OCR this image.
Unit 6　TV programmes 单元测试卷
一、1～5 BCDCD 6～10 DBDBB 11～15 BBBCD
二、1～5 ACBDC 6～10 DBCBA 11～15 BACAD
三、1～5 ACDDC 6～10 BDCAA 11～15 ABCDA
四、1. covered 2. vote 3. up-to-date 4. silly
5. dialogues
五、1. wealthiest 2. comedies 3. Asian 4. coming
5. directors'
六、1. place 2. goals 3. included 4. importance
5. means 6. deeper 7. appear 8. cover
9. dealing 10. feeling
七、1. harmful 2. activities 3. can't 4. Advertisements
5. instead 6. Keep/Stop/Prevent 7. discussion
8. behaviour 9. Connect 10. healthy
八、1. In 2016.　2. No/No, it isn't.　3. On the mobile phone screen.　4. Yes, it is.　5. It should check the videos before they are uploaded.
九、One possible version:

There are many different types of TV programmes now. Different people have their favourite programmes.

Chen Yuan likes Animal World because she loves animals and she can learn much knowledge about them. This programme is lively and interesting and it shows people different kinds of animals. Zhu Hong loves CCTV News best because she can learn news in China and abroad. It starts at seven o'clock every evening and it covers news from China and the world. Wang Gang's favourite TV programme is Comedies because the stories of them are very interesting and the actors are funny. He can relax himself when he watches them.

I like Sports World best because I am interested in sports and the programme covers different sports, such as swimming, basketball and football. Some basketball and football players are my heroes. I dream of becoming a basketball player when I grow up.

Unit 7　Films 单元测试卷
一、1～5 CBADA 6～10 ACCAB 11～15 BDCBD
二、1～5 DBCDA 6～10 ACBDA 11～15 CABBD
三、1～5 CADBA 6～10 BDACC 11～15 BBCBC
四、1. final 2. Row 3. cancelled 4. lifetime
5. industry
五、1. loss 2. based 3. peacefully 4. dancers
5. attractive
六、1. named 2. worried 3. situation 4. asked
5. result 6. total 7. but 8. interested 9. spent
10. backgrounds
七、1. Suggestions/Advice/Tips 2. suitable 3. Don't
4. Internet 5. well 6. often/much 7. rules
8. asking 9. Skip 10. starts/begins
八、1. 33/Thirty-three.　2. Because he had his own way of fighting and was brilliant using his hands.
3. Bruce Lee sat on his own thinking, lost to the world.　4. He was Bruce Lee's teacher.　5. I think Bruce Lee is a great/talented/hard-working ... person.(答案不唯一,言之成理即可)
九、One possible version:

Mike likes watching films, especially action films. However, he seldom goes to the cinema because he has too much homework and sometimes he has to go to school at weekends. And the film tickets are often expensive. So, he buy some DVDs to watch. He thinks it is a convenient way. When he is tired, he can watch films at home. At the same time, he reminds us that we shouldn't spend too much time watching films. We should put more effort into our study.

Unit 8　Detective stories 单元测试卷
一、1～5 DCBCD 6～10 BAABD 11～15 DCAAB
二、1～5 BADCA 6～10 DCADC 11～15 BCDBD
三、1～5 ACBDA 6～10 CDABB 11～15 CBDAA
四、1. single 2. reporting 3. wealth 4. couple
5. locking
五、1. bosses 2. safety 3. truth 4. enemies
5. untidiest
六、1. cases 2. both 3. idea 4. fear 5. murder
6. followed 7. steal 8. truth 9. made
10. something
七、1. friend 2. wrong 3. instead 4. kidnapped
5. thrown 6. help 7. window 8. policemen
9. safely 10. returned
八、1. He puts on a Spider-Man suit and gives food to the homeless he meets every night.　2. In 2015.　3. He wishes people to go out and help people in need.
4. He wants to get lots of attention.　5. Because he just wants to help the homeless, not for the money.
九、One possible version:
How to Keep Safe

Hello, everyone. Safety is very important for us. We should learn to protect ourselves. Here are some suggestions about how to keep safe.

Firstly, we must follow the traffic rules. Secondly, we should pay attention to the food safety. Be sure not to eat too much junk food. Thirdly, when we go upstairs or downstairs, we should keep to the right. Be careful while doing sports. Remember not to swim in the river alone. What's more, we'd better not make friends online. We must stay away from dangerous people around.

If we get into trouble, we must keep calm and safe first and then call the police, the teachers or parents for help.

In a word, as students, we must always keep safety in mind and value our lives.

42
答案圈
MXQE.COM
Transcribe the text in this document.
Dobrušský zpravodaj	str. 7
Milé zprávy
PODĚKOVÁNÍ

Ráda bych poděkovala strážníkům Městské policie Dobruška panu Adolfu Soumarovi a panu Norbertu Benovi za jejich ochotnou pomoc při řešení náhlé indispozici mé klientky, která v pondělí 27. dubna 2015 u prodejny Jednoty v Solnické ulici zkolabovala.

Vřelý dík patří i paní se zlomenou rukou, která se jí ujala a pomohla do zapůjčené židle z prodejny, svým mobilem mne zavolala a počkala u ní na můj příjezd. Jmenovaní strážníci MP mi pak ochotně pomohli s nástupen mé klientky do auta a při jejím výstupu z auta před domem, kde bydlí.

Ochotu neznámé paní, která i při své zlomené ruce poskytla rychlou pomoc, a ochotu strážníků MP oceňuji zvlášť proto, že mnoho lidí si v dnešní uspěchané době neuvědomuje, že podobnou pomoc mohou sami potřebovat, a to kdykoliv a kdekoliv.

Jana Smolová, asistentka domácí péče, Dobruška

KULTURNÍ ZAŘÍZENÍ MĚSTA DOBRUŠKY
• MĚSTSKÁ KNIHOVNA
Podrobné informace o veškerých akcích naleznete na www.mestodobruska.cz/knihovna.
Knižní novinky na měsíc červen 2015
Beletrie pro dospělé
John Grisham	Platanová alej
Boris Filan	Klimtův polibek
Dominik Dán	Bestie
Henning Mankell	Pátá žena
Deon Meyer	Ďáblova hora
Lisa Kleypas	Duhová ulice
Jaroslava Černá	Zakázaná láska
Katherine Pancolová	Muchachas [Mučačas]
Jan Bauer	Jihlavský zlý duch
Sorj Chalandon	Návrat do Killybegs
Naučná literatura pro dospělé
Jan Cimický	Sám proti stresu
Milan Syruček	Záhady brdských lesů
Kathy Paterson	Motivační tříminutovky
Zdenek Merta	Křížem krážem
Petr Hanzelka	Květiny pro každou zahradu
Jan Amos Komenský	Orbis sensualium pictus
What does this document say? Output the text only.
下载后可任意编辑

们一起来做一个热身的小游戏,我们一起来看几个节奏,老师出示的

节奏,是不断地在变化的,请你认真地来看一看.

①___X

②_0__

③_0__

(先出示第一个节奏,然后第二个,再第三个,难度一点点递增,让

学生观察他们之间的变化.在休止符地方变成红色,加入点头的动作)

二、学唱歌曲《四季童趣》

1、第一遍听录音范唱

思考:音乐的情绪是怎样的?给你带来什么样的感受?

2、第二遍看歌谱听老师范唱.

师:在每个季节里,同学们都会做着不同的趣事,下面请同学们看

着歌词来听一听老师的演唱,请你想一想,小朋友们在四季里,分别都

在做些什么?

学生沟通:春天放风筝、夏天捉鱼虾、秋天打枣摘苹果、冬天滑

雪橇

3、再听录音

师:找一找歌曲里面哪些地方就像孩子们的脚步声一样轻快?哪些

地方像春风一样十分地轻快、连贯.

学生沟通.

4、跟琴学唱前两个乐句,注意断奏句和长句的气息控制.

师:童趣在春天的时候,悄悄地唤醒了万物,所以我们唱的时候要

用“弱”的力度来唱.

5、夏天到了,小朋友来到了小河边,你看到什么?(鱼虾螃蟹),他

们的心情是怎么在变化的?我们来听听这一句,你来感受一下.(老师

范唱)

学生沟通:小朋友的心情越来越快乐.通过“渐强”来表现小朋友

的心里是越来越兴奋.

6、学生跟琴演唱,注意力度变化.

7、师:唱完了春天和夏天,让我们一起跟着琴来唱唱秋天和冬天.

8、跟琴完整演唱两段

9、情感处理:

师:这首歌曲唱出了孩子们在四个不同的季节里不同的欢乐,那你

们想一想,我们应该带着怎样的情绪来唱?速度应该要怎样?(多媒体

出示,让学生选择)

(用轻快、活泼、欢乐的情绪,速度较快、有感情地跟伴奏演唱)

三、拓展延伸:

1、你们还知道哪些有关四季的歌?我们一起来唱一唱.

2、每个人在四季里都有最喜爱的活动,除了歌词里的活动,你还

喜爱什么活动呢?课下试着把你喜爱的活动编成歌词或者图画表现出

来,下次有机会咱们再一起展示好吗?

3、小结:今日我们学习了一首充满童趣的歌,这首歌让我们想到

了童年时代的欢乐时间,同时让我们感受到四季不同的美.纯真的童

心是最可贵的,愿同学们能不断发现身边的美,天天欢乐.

───

> WHAT IS EXPECTED: Search the lines above for the string "learn" and copy each line that has it.

> RIGHT ANSWER:
Chen Yuan likes Animal World because she loves animals and she can learn much knowledge about them. This programme is lively and interesting and it shows people different kinds of animals. Zhu Hong loves CCTV News best because she can learn news in China and abroad. It starts at seven o'clock every evening and it covers news from China and the world. Wang Gang's favourite TV programme is Comedies because the stories of them are very interesting and the actors are funny. He can relax himself when he watches them.
Hello, everyone. Safety is very important for us. We should learn to protect ourselves. Here are some suggestions about how to keep safe.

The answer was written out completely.